Instructions to follow: Extract every line below that contains the word "this".

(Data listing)
• • • • • • •
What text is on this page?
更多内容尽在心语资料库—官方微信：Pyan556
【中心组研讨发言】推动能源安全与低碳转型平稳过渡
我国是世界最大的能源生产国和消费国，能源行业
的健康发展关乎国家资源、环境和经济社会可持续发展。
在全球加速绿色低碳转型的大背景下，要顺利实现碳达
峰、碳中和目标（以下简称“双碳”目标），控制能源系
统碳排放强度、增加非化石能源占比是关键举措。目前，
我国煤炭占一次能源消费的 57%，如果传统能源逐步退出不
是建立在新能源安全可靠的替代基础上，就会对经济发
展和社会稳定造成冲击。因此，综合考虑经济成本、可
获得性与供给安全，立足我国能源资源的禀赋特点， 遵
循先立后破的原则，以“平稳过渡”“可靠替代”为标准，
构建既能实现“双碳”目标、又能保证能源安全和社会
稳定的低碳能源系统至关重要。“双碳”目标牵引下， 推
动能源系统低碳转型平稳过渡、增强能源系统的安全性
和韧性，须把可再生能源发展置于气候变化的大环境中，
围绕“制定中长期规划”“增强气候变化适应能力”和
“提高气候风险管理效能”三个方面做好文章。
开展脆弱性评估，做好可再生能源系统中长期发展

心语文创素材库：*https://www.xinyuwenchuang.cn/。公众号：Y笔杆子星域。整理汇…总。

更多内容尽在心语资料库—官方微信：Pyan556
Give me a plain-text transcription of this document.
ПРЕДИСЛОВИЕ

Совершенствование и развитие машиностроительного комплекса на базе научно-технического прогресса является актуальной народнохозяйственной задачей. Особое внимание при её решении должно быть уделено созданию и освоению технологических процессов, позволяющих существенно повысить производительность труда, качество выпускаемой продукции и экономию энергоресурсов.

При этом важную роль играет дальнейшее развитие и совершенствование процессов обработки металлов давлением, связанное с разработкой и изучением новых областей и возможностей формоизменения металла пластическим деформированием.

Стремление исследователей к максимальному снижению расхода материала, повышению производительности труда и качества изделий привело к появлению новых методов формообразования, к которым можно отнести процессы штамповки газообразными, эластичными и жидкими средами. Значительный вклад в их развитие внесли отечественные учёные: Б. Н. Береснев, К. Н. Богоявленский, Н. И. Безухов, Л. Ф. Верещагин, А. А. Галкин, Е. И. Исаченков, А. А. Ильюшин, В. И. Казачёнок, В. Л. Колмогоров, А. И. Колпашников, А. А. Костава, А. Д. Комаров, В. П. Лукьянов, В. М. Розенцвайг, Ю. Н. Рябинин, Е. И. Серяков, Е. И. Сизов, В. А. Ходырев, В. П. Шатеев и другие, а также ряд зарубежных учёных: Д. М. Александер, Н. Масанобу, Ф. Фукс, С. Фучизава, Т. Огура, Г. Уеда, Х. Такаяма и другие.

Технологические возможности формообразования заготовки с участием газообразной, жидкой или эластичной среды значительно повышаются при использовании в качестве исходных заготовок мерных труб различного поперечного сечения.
• • • • • • •
Complete answer:
What text is on this page?
Give me a plain-text transcription of this document.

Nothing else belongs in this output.